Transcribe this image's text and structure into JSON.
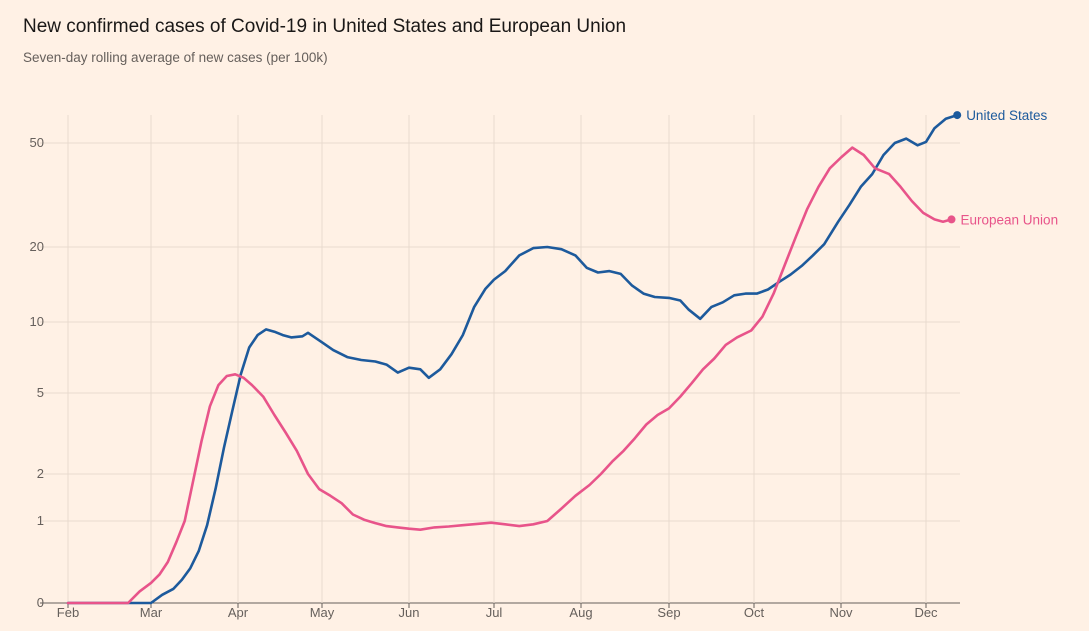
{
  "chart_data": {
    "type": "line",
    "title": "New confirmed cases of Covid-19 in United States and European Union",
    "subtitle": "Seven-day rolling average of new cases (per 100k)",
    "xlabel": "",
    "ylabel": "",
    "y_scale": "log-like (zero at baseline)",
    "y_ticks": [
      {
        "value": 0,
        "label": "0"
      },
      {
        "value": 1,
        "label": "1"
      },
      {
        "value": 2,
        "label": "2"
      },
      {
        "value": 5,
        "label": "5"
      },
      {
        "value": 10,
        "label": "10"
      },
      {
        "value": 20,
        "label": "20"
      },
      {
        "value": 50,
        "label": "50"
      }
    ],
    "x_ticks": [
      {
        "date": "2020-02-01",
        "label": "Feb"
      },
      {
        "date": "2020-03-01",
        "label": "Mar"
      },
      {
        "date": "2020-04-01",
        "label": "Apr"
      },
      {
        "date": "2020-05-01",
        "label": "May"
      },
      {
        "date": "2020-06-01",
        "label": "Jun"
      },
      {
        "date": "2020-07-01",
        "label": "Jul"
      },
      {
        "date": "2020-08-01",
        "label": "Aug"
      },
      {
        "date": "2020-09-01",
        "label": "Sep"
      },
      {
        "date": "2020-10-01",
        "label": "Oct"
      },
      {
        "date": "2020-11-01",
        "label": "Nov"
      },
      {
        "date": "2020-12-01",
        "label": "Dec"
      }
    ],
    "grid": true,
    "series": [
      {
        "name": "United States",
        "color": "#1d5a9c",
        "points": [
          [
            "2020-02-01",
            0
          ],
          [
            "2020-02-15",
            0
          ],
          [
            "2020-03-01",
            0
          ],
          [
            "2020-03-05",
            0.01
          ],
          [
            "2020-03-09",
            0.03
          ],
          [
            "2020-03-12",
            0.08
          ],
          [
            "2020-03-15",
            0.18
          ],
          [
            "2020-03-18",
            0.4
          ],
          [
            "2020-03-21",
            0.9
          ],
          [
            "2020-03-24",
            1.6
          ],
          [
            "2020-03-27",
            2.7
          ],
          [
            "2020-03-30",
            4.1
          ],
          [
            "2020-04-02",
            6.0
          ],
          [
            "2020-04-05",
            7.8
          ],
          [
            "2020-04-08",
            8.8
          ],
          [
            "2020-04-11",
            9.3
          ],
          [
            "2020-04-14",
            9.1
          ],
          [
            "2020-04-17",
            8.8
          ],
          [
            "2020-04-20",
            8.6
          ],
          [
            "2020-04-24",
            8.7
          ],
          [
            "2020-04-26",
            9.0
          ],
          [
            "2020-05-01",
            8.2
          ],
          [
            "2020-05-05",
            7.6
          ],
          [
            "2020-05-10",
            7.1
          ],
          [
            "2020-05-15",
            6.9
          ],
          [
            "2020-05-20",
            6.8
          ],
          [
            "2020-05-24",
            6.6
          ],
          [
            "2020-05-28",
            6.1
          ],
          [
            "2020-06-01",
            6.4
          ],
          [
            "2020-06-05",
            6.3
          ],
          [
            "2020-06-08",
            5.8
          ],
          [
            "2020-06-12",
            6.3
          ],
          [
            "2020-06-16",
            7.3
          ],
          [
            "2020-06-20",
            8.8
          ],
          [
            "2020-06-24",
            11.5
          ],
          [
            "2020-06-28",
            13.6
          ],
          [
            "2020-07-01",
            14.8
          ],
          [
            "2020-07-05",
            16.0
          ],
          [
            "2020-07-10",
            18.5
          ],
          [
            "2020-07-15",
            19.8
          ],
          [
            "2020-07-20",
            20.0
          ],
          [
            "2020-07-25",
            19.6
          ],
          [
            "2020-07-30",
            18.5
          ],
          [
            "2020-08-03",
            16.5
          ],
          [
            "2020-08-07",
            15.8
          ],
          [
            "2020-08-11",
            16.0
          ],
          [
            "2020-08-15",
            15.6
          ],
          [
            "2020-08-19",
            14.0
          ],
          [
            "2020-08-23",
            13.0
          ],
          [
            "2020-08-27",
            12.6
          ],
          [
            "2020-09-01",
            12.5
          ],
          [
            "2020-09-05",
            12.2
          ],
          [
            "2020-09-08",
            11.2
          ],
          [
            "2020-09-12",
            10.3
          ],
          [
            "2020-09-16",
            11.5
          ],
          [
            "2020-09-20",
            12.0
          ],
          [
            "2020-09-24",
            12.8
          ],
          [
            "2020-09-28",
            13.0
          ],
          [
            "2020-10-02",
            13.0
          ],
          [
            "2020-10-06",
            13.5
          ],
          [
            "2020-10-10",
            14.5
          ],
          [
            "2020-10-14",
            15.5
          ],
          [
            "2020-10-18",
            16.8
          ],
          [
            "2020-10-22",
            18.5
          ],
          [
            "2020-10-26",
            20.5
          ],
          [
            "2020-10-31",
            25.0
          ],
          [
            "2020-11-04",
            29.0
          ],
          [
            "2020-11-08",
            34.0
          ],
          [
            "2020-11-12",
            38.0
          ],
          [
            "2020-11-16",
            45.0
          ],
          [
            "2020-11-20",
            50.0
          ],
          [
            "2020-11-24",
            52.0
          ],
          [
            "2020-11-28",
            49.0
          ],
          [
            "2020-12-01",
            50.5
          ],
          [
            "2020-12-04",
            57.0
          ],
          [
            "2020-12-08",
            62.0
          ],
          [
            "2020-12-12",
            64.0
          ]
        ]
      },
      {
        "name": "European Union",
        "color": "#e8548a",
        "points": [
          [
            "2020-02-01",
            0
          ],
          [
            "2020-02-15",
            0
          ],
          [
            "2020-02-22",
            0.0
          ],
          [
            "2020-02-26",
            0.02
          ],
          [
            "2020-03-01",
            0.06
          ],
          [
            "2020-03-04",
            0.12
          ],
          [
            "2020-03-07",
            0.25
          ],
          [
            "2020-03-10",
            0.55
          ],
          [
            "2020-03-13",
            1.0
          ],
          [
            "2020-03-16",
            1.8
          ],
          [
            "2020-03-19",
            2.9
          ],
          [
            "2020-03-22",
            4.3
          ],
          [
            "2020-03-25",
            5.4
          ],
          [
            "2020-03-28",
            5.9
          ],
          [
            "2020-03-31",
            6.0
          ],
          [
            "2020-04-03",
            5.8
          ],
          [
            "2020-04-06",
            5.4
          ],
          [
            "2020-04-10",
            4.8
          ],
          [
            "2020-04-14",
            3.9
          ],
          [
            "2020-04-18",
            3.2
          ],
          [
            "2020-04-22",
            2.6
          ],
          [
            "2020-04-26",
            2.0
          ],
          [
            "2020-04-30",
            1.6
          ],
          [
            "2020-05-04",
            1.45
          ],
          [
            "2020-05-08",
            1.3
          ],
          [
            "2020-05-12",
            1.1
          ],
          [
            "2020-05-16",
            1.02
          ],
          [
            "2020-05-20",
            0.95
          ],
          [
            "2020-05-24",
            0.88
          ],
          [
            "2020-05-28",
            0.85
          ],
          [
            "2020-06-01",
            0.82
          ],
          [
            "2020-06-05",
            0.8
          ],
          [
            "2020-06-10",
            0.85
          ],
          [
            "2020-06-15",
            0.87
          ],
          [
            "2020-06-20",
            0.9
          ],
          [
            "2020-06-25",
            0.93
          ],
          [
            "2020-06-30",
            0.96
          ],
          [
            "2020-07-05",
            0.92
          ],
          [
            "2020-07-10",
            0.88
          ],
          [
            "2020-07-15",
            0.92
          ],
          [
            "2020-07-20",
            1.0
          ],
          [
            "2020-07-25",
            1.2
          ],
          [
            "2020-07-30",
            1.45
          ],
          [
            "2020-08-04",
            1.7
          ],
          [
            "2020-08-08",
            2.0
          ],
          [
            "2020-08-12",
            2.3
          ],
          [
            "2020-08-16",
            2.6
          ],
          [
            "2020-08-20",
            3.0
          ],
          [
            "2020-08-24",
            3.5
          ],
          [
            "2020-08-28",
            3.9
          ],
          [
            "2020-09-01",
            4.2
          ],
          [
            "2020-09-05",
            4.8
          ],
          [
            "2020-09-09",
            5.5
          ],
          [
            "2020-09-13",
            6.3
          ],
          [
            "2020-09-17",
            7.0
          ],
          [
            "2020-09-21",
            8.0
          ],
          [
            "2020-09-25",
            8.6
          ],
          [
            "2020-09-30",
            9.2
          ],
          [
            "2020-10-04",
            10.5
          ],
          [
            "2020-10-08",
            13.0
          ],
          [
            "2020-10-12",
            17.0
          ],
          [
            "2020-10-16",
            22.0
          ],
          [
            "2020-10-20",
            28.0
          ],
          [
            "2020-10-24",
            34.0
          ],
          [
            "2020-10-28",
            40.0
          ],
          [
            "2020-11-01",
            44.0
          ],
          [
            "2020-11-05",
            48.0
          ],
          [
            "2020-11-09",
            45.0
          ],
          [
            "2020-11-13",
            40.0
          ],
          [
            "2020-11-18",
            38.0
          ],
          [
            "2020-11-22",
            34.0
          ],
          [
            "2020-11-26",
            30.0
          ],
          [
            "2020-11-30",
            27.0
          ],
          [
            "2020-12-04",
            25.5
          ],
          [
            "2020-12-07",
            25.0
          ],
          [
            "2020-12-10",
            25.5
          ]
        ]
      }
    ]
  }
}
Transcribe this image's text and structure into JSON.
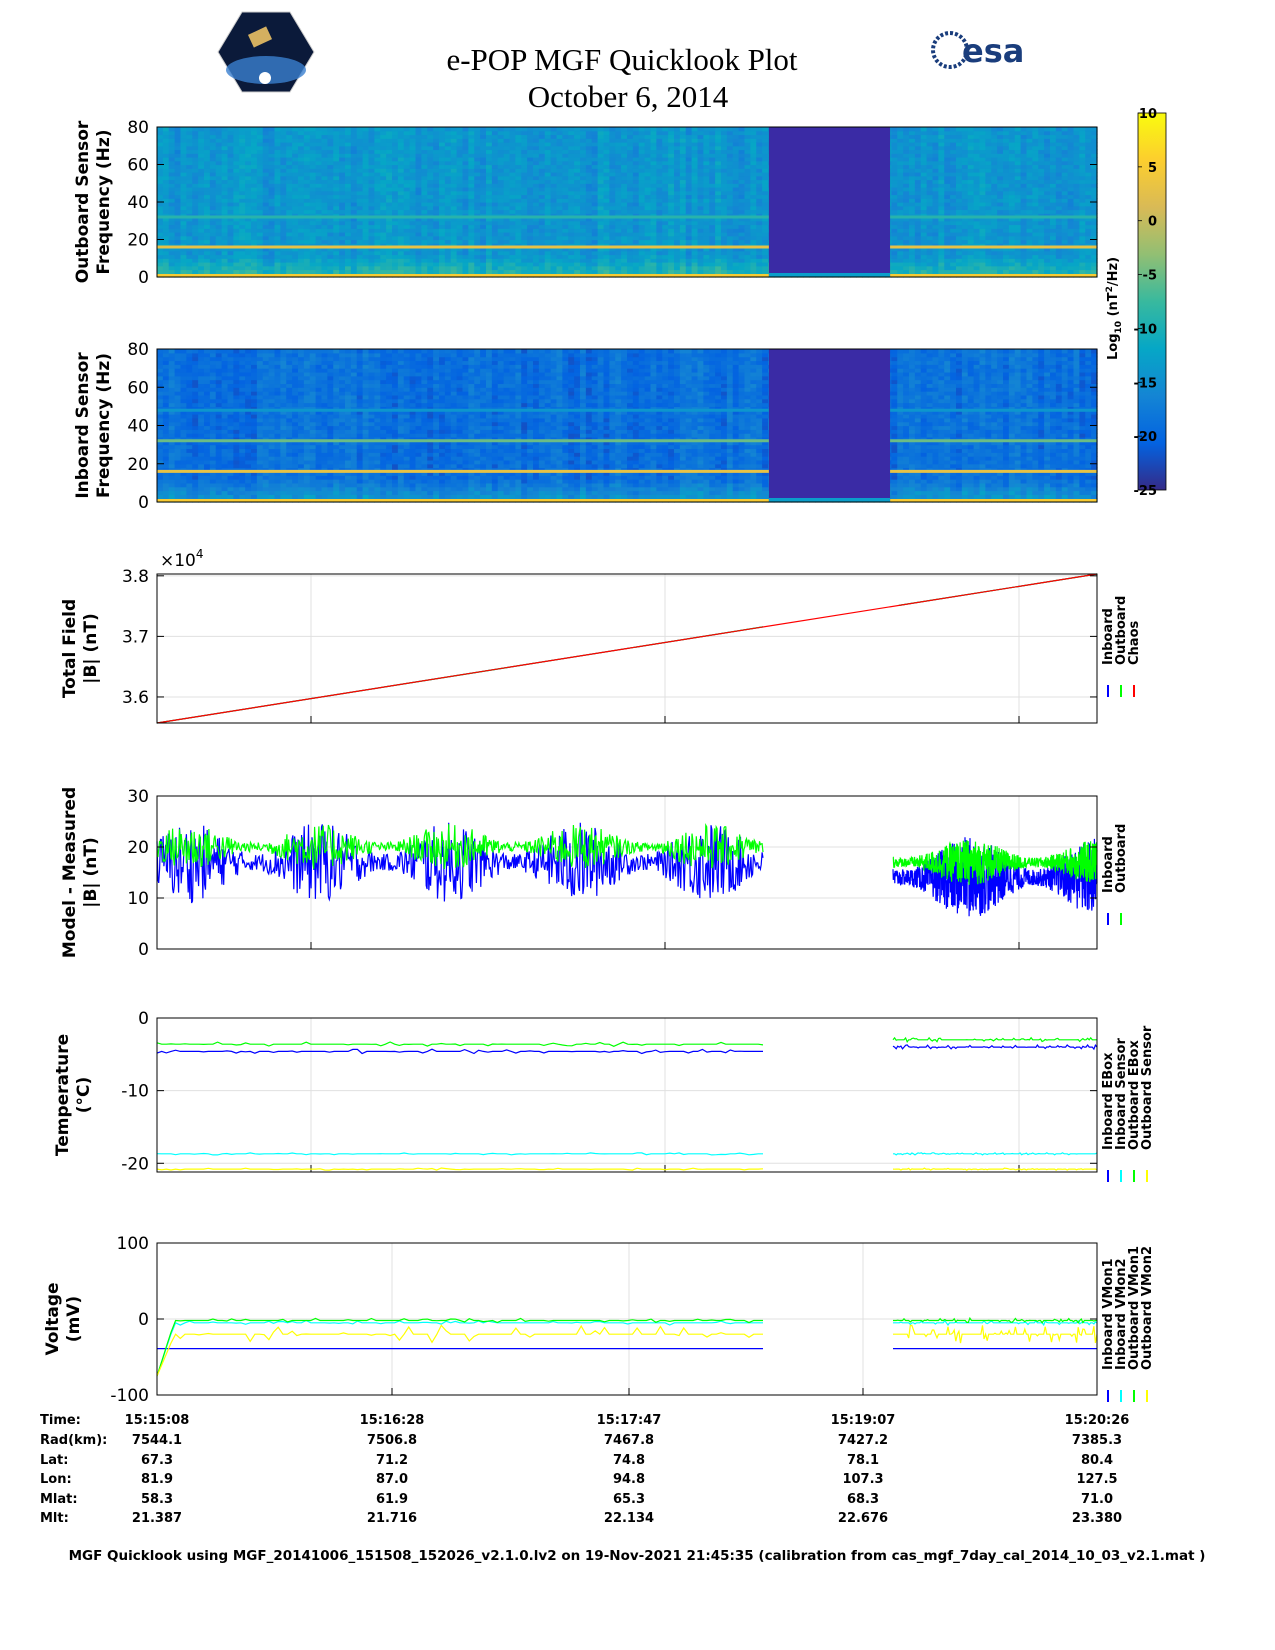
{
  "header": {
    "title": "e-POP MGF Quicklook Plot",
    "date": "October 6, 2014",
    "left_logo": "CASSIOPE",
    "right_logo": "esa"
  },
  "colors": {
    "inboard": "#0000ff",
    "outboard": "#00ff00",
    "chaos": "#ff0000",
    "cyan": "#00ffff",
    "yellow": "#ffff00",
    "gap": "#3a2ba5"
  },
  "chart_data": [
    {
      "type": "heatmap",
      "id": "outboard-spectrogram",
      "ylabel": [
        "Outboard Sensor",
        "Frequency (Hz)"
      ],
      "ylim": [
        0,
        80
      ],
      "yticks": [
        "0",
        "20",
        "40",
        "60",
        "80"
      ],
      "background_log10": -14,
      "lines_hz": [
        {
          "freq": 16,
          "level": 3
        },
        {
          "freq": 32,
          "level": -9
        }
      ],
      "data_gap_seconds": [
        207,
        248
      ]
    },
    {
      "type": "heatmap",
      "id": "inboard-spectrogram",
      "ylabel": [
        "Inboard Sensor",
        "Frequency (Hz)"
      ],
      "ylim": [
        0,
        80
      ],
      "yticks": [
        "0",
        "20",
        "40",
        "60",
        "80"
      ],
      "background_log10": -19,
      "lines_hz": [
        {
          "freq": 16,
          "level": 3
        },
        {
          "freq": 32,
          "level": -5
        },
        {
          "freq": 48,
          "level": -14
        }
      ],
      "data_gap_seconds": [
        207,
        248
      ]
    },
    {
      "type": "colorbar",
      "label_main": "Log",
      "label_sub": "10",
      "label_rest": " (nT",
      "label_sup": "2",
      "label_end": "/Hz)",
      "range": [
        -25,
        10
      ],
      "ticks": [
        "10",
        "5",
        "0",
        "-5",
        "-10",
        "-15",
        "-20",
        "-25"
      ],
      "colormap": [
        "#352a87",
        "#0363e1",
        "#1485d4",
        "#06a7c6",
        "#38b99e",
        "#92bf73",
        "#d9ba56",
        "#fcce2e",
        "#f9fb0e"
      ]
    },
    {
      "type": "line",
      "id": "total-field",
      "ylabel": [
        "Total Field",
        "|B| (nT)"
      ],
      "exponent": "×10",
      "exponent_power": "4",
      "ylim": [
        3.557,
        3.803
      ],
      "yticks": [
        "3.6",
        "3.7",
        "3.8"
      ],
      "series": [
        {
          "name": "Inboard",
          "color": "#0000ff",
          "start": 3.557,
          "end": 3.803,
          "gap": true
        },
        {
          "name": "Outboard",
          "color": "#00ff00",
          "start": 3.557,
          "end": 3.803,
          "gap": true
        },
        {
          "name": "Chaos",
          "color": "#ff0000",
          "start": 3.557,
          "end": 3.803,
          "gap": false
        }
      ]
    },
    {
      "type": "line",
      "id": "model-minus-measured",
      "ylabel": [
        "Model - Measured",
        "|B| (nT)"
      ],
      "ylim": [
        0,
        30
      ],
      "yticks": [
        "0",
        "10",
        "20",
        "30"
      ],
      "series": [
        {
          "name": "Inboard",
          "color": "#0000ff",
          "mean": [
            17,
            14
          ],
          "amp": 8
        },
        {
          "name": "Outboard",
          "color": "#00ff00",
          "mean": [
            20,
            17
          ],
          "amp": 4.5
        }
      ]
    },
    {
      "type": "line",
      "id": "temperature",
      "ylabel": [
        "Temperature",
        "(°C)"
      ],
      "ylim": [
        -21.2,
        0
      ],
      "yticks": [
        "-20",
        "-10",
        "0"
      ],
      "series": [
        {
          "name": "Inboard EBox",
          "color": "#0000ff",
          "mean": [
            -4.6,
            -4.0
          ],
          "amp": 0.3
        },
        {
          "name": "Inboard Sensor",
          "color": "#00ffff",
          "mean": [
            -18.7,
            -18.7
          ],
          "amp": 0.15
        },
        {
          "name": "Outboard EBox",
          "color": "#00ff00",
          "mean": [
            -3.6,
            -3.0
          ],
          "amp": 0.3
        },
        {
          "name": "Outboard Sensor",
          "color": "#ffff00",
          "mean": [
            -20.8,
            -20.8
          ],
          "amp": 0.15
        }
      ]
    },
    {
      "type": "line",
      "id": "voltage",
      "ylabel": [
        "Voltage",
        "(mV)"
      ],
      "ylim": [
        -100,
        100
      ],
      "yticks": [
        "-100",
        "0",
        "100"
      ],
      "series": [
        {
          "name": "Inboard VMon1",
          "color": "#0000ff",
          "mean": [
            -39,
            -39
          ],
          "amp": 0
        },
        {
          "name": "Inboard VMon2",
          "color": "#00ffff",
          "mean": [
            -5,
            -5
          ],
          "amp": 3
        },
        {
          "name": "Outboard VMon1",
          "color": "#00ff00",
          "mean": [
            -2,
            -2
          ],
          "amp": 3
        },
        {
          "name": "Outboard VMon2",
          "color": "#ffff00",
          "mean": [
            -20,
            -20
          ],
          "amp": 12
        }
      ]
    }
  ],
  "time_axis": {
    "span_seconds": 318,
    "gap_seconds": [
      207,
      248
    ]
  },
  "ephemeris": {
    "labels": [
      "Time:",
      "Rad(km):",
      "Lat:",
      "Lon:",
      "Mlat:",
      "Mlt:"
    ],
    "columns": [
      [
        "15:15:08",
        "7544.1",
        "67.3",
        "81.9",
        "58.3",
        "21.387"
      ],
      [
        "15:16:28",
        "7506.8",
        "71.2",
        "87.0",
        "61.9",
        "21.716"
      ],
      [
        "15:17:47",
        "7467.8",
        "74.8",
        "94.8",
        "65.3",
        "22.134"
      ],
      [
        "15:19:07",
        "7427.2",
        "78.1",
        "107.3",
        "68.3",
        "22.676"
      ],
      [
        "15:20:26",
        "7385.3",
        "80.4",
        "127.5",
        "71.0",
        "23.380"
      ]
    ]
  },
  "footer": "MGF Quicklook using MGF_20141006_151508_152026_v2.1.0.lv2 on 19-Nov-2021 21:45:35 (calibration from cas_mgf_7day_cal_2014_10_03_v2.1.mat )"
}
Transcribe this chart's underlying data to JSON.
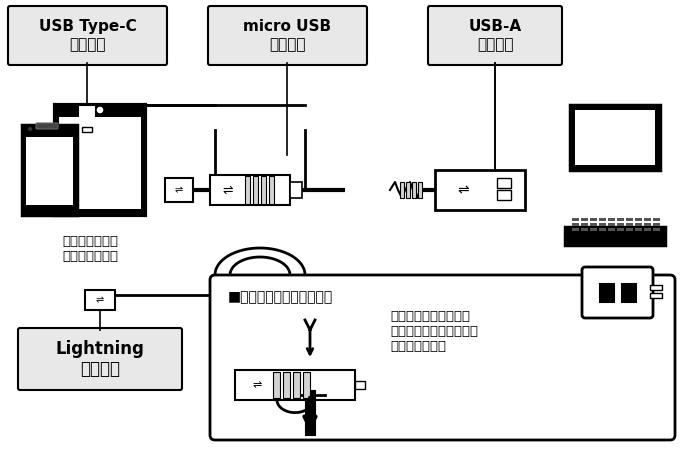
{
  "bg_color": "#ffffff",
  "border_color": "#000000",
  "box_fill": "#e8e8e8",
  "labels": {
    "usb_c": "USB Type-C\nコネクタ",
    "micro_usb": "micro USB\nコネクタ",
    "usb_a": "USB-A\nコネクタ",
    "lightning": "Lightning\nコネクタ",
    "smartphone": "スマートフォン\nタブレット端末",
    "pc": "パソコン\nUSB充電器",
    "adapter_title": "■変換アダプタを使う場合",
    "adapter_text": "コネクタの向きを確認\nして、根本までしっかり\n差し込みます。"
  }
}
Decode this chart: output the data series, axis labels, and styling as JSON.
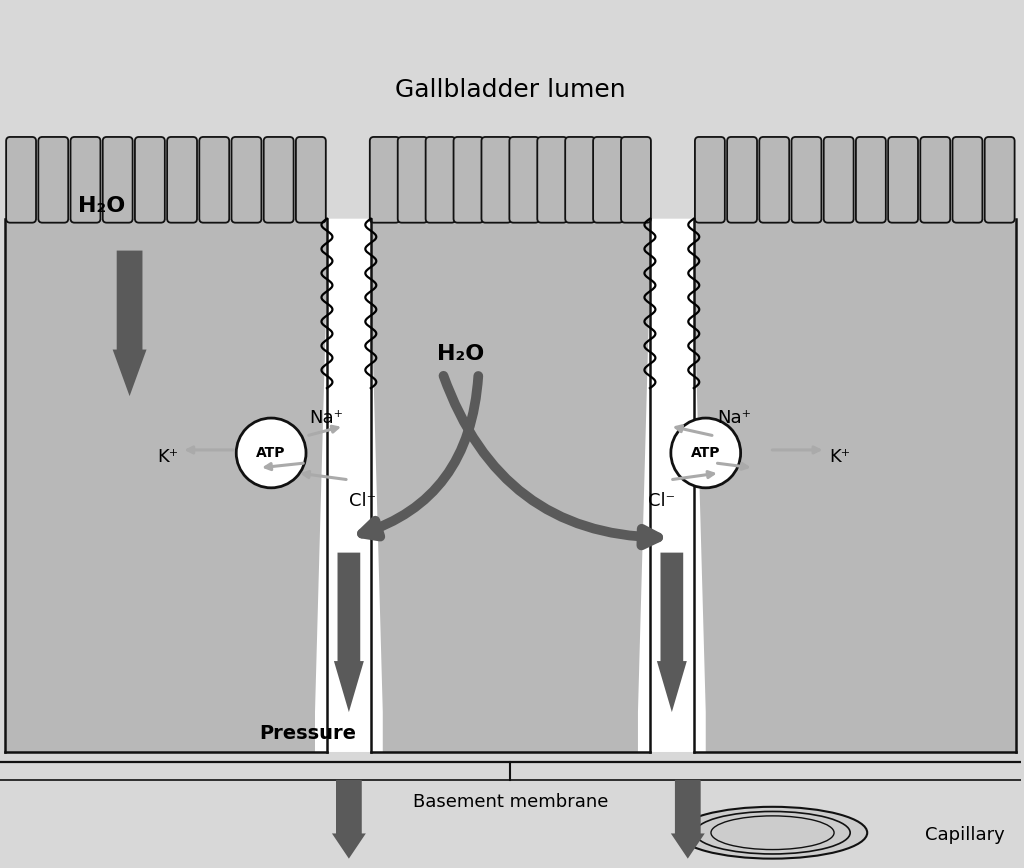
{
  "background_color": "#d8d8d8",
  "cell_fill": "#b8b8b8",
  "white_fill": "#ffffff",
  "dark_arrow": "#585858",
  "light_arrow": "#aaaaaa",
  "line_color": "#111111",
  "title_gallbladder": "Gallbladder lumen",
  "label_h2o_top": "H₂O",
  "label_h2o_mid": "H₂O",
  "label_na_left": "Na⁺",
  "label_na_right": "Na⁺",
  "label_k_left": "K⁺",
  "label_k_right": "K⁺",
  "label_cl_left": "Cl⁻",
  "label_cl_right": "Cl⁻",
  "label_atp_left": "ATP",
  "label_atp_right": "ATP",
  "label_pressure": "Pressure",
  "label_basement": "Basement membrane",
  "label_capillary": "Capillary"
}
···
Identify the lines in the entries that hold "Quicklook" and return each one.

    "title": "e-POP MGF Quicklook Plot",
  "footer": "MGF Quicklook using MGF_20141006_151508_152026_v2.1.0.lv2 on 19-Nov-2021 21:45:35 (calibration from cas_mgf_7day_cal_2014_10_03_v2.1.mat )"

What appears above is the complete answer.